#### [What the exercise asks]
The entries below are to be transcribed in full, without their images.

** BEGIN Excerpted data **

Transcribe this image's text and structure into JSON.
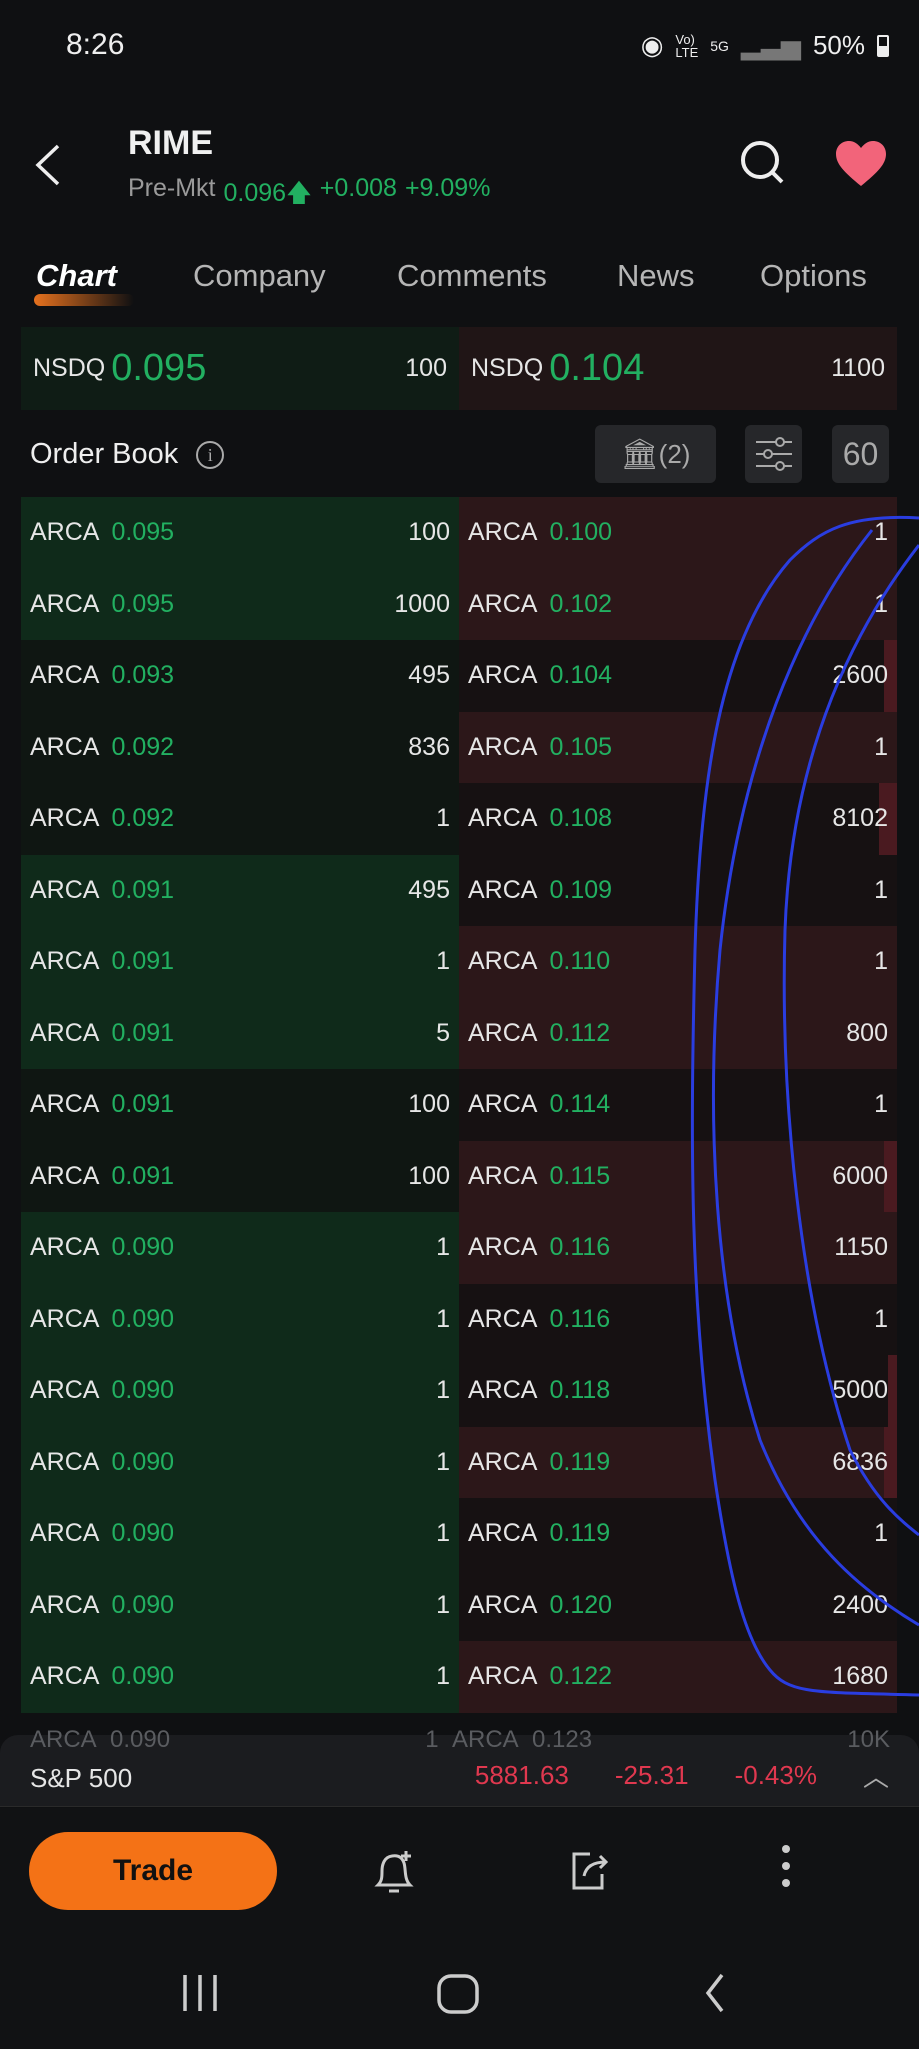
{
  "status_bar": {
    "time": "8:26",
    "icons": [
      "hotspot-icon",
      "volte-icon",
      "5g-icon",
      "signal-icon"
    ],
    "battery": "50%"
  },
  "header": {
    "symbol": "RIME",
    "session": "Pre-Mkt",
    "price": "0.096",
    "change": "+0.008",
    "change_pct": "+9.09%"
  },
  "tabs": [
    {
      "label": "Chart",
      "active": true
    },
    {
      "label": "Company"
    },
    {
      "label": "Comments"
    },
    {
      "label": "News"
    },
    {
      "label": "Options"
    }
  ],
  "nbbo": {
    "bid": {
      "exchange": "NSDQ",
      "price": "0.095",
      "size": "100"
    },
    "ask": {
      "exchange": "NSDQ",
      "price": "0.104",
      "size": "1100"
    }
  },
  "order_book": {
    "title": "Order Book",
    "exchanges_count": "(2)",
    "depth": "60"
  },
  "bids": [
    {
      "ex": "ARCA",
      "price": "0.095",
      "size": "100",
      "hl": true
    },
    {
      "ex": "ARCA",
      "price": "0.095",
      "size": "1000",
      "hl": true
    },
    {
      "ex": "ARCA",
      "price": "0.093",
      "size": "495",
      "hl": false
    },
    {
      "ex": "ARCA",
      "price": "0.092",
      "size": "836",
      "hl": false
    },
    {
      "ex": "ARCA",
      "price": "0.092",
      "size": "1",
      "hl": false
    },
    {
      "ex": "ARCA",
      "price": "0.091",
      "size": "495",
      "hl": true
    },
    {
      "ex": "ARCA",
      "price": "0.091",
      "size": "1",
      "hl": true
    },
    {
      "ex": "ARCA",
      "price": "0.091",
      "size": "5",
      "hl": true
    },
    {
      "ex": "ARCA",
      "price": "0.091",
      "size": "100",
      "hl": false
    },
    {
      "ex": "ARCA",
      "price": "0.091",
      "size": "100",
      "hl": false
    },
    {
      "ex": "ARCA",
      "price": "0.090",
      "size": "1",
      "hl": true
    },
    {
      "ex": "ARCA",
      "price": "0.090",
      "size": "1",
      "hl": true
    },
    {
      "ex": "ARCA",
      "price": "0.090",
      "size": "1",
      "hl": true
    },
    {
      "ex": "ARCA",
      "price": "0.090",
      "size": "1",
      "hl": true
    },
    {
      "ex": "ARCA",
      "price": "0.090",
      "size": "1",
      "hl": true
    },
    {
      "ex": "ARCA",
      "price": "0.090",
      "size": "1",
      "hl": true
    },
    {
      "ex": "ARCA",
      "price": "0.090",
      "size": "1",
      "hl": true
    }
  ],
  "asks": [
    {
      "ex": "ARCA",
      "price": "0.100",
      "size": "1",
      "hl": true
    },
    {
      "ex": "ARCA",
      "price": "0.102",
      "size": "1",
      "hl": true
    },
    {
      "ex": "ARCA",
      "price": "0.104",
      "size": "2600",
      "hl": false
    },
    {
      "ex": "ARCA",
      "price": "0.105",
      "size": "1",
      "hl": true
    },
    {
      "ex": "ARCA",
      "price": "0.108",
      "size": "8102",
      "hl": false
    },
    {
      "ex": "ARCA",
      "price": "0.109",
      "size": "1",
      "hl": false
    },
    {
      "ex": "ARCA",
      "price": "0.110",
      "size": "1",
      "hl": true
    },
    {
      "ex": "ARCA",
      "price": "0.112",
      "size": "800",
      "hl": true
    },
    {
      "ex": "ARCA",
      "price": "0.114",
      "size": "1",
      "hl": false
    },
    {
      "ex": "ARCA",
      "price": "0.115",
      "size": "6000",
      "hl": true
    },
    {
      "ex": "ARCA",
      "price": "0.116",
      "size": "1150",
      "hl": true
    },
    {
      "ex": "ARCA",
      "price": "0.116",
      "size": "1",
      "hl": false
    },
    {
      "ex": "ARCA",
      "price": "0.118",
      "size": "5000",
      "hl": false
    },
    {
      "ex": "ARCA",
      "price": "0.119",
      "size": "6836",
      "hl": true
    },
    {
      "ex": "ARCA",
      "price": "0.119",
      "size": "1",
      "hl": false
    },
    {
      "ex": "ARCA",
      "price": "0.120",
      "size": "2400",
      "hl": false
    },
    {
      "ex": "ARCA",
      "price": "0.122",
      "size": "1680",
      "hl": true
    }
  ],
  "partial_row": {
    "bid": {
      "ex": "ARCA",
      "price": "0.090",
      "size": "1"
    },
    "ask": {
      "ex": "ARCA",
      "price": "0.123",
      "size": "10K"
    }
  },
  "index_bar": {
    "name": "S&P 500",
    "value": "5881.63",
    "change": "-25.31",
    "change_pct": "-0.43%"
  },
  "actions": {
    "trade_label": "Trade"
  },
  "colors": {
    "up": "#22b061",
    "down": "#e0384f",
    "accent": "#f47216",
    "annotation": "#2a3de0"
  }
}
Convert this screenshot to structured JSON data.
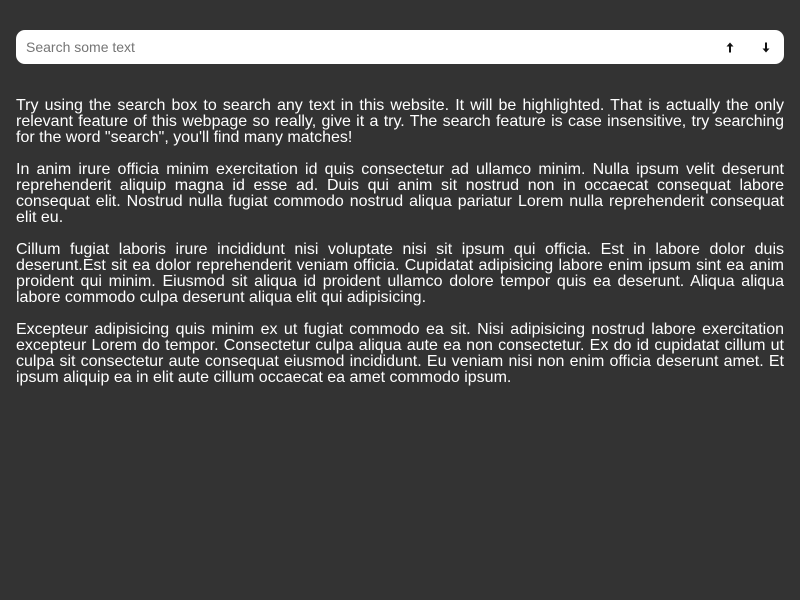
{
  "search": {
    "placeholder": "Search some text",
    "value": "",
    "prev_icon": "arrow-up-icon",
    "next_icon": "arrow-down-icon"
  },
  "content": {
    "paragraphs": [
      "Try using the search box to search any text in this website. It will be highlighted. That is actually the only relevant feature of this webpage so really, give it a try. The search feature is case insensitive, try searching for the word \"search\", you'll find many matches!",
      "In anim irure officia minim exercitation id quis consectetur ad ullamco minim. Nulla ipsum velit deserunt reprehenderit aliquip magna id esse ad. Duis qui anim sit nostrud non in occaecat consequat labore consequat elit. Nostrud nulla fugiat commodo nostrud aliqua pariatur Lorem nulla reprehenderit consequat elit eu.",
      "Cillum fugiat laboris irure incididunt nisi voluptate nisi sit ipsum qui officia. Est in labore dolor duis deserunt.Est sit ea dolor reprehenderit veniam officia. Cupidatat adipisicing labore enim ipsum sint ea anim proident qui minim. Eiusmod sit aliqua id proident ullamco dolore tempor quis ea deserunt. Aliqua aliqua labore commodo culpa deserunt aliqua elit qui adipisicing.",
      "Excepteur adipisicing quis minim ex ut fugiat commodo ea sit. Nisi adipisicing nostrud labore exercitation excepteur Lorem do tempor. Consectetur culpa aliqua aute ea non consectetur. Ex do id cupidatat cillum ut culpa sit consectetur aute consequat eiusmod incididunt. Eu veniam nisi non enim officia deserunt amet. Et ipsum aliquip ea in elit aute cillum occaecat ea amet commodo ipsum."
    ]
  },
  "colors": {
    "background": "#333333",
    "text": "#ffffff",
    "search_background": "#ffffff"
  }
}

** END Excerpted data **

#### [Expected answer]
Transcribe this image's text and structure into JSON.
{
  "status_bar": {
    "time": "8:26",
    "icons": [
      "hotspot-icon",
      "volte-icon",
      "5g-icon",
      "signal-icon"
    ],
    "battery": "50%"
  },
  "header": {
    "symbol": "RIME",
    "session": "Pre-Mkt",
    "price": "0.096",
    "change": "+0.008",
    "change_pct": "+9.09%"
  },
  "tabs": [
    {
      "label": "Chart",
      "active": true
    },
    {
      "label": "Company"
    },
    {
      "label": "Comments"
    },
    {
      "label": "News"
    },
    {
      "label": "Options"
    }
  ],
  "nbbo": {
    "bid": {
      "exchange": "NSDQ",
      "price": "0.095",
      "size": "100"
    },
    "ask": {
      "exchange": "NSDQ",
      "price": "0.104",
      "size": "1100"
    }
  },
  "order_book": {
    "title": "Order Book",
    "exchanges_count": "(2)",
    "depth": "60"
  },
  "bids": [
    {
      "ex": "ARCA",
      "price": "0.095",
      "size": "100",
      "hl": true
    },
    {
      "ex": "ARCA",
      "price": "0.095",
      "size": "1000",
      "hl": true
    },
    {
      "ex": "ARCA",
      "price": "0.093",
      "size": "495",
      "hl": false
    },
    {
      "ex": "ARCA",
      "price": "0.092",
      "size": "836",
      "hl": false
    },
    {
      "ex": "ARCA",
      "price": "0.092",
      "size": "1",
      "hl": false
    },
    {
      "ex": "ARCA",
      "price": "0.091",
      "size": "495",
      "hl": true
    },
    {
      "ex": "ARCA",
      "price": "0.091",
      "size": "1",
      "hl": true
    },
    {
      "ex": "ARCA",
      "price": "0.091",
      "size": "5",
      "hl": true
    },
    {
      "ex": "ARCA",
      "price": "0.091",
      "size": "100",
      "hl": false
    },
    {
      "ex": "ARCA",
      "price": "0.091",
      "size": "100",
      "hl": false
    },
    {
      "ex": "ARCA",
      "price": "0.090",
      "size": "1",
      "hl": true
    },
    {
      "ex": "ARCA",
      "price": "0.090",
      "size": "1",
      "hl": true
    },
    {
      "ex": "ARCA",
      "price": "0.090",
      "size": "1",
      "hl": true
    },
    {
      "ex": "ARCA",
      "price": "0.090",
      "size": "1",
      "hl": true
    },
    {
      "ex": "ARCA",
      "price": "0.090",
      "size": "1",
      "hl": true
    },
    {
      "ex": "ARCA",
      "price": "0.090",
      "size": "1",
      "hl": true
    },
    {
      "ex": "ARCA",
      "price": "0.090",
      "size": "1",
      "hl": true
    }
  ],
  "asks": [
    {
      "ex": "ARCA",
      "price": "0.100",
      "size": "1",
      "hl": true
    },
    {
      "ex": "ARCA",
      "price": "0.102",
      "size": "1",
      "hl": true
    },
    {
      "ex": "ARCA",
      "price": "0.104",
      "size": "2600",
      "hl": false
    },
    {
      "ex": "ARCA",
      "price": "0.105",
      "size": "1",
      "hl": true
    },
    {
      "ex": "ARCA",
      "price": "0.108",
      "size": "8102",
      "hl": false
    },
    {
      "ex": "ARCA",
      "price": "0.109",
      "size": "1",
      "hl": false
    },
    {
      "ex": "ARCA",
      "price": "0.110",
      "size": "1",
      "hl": true
    },
    {
      "ex": "ARCA",
      "price": "0.112",
      "size": "800",
      "hl": true
    },
    {
      "ex": "ARCA",
      "price": "0.114",
      "size": "1",
      "hl": false
    },
    {
      "ex": "ARCA",
      "price": "0.115",
      "size": "6000",
      "hl": true
    },
    {
      "ex": "ARCA",
      "price": "0.116",
      "size": "1150",
      "hl": true
    },
    {
      "ex": "ARCA",
      "price": "0.116",
      "size": "1",
      "hl": false
    },
    {
      "ex": "ARCA",
      "price": "0.118",
      "size": "5000",
      "hl": false
    },
    {
      "ex": "ARCA",
      "price": "0.119",
      "size": "6836",
      "hl": true
    },
    {
      "ex": "ARCA",
      "price": "0.119",
      "size": "1",
      "hl": false
    },
    {
      "ex": "ARCA",
      "price": "0.120",
      "size": "2400",
      "hl": false
    },
    {
      "ex": "ARCA",
      "price": "0.122",
      "size": "1680",
      "hl": true
    }
  ],
  "partial_row": {
    "bid": {
      "ex": "ARCA",
      "price": "0.090",
      "size": "1"
    },
    "ask": {
      "ex": "ARCA",
      "price": "0.123",
      "size": "10K"
    }
  },
  "index_bar": {
    "name": "S&P 500",
    "value": "5881.63",
    "change": "-25.31",
    "change_pct": "-0.43%"
  },
  "actions": {
    "trade_label": "Trade"
  },
  "colors": {
    "up": "#22b061",
    "down": "#e0384f",
    "accent": "#f47216",
    "annotation": "#2a3de0"
  }
}
Convert this screenshot to structured JSON data.
{
  "search": {
    "placeholder": "Search some text",
    "value": "",
    "prev_icon": "arrow-up-icon",
    "next_icon": "arrow-down-icon"
  },
  "content": {
    "paragraphs": [
      "Try using the search box to search any text in this website. It will be highlighted. That is actually the only relevant feature of this webpage so really, give it a try. The search feature is case insensitive, try searching for the word \"search\", you'll find many matches!",
      "In anim irure officia minim exercitation id quis consectetur ad ullamco minim. Nulla ipsum velit deserunt reprehenderit aliquip magna id esse ad. Duis qui anim sit nostrud non in occaecat consequat labore consequat elit. Nostrud nulla fugiat commodo nostrud aliqua pariatur Lorem nulla reprehenderit consequat elit eu.",
      "Cillum fugiat laboris irure incididunt nisi voluptate nisi sit ipsum qui officia. Est in labore dolor duis deserunt.Est sit ea dolor reprehenderit veniam officia. Cupidatat adipisicing labore enim ipsum sint ea anim proident qui minim. Eiusmod sit aliqua id proident ullamco dolore tempor quis ea deserunt. Aliqua aliqua labore commodo culpa deserunt aliqua elit qui adipisicing.",
      "Excepteur adipisicing quis minim ex ut fugiat commodo ea sit. Nisi adipisicing nostrud labore exercitation excepteur Lorem do tempor. Consectetur culpa aliqua aute ea non consectetur. Ex do id cupidatat cillum ut culpa sit consectetur aute consequat eiusmod incididunt. Eu veniam nisi non enim officia deserunt amet. Et ipsum aliquip ea in elit aute cillum occaecat ea amet commodo ipsum."
    ]
  },
  "colors": {
    "background": "#333333",
    "text": "#ffffff",
    "search_background": "#ffffff"
  }
}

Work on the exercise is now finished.